Written task: Tell how many lines carry the word "martial"; the reply is the number and nothing else.

Provided information:

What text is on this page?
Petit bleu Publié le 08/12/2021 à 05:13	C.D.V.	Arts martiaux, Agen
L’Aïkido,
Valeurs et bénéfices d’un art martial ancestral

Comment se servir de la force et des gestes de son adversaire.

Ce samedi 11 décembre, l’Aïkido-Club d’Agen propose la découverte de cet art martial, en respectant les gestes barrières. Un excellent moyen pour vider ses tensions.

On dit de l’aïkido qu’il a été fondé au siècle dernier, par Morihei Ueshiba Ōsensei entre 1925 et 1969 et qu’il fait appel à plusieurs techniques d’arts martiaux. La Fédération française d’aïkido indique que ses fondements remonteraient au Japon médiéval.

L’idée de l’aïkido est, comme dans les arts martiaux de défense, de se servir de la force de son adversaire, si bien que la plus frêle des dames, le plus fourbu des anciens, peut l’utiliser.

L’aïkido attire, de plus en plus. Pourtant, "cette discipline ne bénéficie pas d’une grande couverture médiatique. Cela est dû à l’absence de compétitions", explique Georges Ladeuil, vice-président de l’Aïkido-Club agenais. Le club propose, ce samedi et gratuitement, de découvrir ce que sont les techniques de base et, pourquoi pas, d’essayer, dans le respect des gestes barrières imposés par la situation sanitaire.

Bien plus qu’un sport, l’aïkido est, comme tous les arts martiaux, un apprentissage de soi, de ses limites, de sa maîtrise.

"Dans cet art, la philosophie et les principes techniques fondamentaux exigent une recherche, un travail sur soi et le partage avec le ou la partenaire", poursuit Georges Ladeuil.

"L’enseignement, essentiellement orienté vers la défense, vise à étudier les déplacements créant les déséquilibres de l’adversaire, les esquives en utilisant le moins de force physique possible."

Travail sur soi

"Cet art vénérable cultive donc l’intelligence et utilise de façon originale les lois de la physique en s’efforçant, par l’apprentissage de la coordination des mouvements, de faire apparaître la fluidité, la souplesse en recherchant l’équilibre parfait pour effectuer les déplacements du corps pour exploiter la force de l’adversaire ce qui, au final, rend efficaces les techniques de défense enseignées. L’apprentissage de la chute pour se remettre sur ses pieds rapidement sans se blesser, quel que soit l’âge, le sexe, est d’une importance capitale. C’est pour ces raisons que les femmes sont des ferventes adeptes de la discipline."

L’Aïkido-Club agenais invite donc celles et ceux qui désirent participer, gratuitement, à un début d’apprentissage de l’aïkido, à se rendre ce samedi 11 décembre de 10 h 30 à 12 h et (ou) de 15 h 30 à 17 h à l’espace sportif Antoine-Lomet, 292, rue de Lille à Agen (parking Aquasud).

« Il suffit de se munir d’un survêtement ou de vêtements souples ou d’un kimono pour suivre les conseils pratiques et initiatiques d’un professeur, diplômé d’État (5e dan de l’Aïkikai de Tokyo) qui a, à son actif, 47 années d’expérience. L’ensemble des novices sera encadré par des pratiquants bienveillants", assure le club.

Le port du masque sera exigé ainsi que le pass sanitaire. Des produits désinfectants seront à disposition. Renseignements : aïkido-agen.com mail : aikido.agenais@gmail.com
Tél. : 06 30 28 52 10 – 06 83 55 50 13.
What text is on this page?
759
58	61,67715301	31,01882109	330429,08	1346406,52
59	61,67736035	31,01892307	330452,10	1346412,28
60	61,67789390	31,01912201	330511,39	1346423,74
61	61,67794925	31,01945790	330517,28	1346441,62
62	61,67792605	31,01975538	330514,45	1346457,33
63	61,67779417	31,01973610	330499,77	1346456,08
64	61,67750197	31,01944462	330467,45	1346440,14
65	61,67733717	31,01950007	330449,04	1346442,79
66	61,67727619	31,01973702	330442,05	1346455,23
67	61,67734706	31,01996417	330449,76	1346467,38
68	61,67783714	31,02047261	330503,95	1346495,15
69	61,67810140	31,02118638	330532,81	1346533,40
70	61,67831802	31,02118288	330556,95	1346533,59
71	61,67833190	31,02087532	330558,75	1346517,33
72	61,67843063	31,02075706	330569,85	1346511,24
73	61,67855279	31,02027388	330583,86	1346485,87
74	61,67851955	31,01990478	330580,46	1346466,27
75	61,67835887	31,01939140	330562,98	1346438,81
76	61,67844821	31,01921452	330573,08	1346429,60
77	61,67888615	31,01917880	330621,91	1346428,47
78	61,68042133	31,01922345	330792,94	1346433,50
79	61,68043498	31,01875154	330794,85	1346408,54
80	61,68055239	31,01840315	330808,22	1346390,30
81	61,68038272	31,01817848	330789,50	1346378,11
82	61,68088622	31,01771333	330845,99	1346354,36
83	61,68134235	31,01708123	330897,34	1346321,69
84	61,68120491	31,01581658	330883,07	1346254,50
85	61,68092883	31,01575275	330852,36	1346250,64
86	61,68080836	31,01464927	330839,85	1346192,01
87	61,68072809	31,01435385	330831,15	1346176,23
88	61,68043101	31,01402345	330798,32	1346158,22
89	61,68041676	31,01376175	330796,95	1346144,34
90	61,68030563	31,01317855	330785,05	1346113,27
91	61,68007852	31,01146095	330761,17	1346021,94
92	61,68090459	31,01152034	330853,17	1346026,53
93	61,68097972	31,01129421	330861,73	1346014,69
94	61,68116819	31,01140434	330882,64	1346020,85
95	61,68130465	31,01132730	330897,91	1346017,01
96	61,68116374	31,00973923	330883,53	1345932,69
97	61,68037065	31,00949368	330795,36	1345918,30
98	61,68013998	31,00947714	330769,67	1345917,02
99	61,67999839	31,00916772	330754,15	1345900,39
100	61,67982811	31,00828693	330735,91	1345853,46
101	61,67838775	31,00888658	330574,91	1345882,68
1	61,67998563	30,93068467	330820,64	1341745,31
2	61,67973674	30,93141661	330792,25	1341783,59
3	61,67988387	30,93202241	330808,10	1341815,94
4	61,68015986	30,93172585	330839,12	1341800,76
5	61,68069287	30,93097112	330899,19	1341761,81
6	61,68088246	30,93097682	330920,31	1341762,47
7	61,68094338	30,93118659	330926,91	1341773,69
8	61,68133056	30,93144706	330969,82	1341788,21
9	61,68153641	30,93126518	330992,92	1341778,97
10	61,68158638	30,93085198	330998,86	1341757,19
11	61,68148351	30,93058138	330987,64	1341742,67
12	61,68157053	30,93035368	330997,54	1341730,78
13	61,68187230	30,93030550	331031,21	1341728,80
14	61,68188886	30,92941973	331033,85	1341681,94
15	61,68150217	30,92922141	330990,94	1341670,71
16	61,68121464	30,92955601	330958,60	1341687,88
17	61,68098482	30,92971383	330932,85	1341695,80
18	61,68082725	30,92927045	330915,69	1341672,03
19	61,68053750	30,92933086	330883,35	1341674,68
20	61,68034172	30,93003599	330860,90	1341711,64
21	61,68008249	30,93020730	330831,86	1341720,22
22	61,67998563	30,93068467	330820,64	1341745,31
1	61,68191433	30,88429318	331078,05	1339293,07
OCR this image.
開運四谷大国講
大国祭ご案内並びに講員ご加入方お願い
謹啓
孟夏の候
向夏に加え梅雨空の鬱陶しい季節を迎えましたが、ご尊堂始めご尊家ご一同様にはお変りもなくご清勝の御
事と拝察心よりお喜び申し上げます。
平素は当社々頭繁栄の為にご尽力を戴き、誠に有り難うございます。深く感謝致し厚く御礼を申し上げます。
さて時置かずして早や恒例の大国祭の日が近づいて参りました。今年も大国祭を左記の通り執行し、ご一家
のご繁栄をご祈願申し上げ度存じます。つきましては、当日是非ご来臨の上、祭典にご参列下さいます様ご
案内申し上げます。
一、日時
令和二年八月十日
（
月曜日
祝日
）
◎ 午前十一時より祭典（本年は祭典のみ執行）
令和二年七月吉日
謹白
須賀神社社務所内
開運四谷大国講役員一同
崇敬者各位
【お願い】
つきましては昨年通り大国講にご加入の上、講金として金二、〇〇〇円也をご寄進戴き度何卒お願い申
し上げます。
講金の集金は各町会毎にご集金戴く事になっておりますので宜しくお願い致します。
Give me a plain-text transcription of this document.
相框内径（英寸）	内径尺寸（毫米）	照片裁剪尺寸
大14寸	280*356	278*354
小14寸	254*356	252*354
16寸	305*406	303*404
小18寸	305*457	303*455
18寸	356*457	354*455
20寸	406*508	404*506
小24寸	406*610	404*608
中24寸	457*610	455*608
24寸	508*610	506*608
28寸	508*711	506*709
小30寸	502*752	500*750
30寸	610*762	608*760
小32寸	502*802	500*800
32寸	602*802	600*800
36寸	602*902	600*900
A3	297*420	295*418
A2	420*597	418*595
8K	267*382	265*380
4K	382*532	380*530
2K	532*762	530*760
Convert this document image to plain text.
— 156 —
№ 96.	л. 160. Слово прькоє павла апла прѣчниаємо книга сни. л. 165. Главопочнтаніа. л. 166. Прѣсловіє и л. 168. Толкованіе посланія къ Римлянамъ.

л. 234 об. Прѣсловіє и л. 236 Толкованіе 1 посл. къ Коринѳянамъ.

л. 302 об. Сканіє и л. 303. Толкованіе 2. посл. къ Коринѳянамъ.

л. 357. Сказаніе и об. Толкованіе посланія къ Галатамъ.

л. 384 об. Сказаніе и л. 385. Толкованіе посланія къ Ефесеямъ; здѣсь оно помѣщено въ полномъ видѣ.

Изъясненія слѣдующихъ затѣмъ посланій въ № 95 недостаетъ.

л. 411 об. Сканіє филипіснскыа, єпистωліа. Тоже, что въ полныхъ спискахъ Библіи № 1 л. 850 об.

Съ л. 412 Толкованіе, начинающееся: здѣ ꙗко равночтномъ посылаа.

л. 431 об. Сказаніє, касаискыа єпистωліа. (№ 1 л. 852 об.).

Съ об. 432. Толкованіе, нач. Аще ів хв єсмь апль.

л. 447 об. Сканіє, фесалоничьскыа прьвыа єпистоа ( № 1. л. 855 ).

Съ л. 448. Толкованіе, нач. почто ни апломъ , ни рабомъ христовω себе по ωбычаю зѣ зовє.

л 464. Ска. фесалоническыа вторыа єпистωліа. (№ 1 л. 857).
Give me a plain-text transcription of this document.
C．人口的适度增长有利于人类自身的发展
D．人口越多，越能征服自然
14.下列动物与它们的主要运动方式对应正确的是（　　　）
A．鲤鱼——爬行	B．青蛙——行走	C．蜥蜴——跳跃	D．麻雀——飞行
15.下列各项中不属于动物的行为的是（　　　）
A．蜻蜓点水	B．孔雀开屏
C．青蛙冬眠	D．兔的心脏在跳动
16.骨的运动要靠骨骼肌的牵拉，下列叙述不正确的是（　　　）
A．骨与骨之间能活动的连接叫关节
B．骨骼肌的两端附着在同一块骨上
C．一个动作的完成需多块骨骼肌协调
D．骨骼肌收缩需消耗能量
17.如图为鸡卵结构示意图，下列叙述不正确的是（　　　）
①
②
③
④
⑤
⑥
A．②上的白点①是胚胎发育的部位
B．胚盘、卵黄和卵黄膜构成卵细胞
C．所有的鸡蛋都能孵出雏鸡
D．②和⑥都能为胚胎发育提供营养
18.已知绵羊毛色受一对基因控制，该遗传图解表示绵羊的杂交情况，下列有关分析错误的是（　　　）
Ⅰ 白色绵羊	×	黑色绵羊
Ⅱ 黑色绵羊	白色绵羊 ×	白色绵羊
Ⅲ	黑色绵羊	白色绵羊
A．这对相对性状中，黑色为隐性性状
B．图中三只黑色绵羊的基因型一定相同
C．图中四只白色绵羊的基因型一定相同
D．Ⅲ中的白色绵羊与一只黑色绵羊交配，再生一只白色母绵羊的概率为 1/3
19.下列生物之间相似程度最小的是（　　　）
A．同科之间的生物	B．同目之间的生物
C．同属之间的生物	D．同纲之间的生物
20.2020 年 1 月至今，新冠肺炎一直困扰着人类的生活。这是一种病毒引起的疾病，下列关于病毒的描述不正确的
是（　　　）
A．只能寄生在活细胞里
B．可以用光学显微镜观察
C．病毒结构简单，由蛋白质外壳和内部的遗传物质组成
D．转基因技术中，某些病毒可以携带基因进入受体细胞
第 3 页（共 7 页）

Completed exercise: 2